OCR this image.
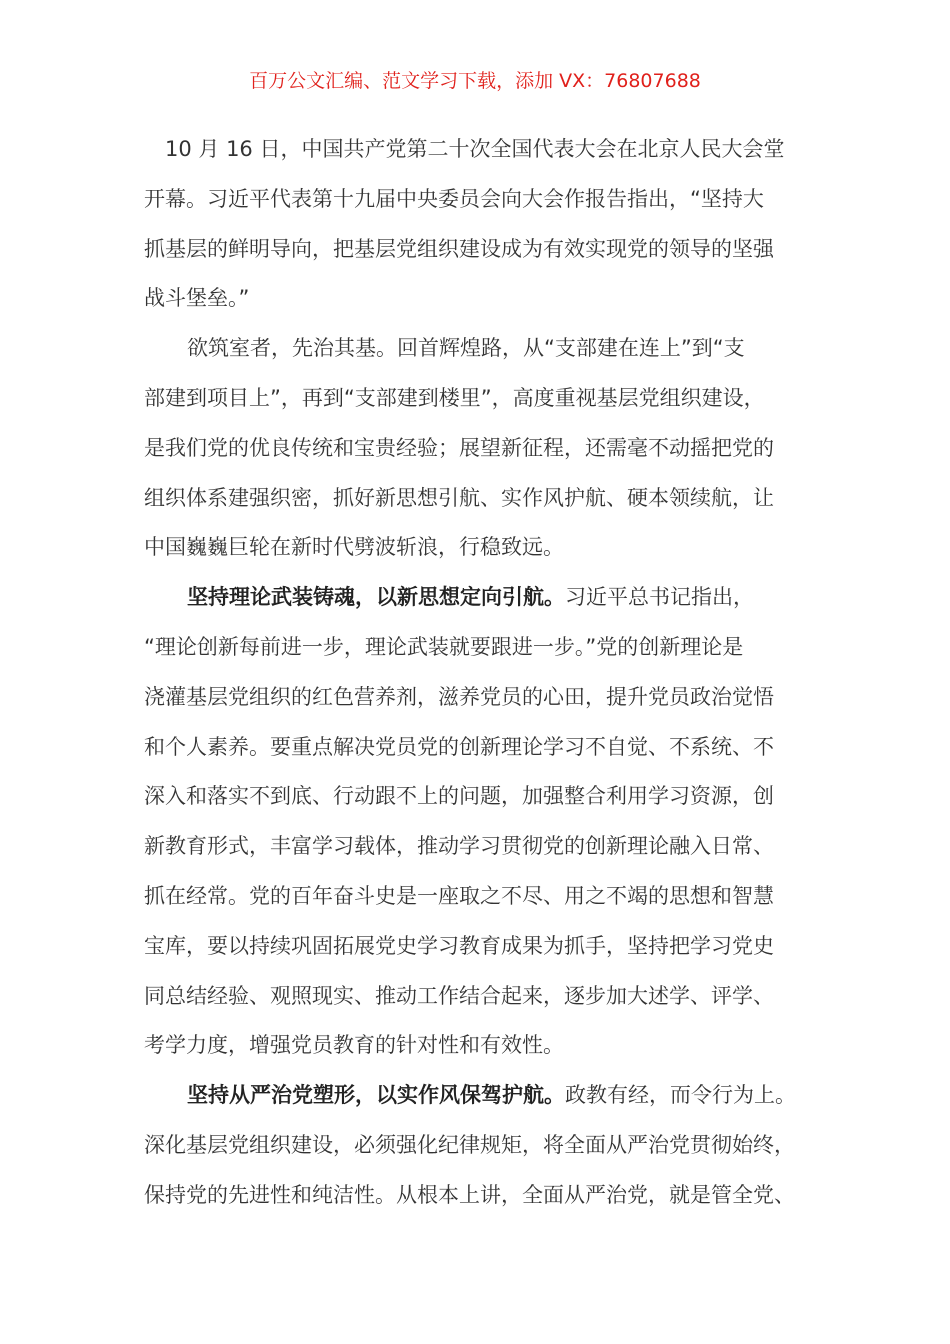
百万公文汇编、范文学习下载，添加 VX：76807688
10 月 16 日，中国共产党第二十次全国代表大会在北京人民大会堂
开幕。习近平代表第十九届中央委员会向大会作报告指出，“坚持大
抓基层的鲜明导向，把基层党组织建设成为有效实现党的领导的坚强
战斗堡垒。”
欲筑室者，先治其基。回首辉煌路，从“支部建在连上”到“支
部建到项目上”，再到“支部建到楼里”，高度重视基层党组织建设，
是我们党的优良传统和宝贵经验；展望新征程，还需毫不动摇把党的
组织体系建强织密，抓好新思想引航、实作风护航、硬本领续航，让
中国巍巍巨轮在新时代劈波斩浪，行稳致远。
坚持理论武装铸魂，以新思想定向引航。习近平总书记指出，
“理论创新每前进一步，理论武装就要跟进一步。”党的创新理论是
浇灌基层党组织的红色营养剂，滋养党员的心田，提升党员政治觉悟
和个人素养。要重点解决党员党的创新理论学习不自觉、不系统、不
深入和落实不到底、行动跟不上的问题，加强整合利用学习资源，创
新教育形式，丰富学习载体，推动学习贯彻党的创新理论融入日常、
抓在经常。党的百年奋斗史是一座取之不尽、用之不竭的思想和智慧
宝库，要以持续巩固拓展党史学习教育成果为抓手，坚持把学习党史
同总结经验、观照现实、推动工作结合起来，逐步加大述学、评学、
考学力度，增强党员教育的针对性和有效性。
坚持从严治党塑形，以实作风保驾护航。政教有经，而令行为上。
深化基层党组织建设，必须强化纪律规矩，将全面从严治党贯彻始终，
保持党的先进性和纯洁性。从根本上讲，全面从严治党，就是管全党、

····················

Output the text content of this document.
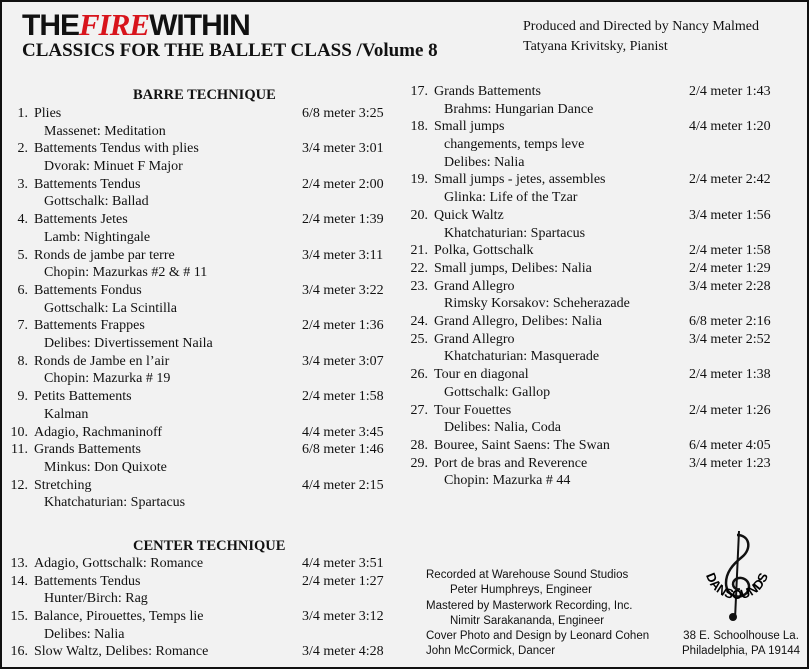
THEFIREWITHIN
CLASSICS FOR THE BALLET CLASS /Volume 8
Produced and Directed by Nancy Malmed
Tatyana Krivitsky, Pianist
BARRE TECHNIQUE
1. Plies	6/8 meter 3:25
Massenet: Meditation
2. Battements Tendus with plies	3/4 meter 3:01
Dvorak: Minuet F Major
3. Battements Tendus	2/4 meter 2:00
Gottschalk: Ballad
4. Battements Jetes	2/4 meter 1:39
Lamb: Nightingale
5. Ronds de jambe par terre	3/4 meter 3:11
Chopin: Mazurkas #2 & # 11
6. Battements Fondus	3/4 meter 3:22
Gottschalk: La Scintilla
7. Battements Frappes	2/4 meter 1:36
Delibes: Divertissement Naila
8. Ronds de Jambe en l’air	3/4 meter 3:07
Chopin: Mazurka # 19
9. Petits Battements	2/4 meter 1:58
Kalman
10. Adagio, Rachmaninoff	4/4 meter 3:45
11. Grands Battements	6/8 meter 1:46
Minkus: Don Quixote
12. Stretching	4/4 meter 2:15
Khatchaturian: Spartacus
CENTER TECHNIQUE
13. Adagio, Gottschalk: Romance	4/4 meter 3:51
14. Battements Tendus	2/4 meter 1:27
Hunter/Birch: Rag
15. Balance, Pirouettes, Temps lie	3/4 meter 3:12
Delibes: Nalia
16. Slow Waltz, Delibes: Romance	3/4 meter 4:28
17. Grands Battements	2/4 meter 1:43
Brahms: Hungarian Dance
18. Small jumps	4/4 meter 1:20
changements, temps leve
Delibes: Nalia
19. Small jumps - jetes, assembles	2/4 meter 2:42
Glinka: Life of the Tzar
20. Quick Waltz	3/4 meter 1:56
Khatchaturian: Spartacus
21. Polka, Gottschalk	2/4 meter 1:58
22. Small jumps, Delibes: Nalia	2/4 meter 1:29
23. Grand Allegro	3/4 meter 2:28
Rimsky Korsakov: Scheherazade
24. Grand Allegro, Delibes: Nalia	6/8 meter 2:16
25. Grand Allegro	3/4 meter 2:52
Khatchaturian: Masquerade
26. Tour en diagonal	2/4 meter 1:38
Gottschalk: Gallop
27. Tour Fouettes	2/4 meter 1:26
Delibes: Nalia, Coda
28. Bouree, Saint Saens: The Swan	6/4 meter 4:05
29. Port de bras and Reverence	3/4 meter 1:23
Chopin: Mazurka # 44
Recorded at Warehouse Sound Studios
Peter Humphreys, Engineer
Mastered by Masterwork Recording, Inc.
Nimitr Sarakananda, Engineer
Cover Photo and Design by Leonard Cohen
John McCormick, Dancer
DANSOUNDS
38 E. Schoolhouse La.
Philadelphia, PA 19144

····················

◆ **YOUR INSTRUCTIONS**:
Pull every line containing the word "Battements" out of the entries above.

◆ **THE COMPLETED TASK**:
2. Battements Tendus with plies	3/4 meter 3:01
3. Battements Tendus	2/4 meter 2:00
4. Battements Jetes	2/4 meter 1:39
6. Battements Fondus	3/4 meter 3:22
7. Battements Frappes	2/4 meter 1:36
9. Petits Battements	2/4 meter 1:58
11. Grands Battements	6/8 meter 1:46
14. Battements Tendus	2/4 meter 1:27
17. Grands Battements	2/4 meter 1:43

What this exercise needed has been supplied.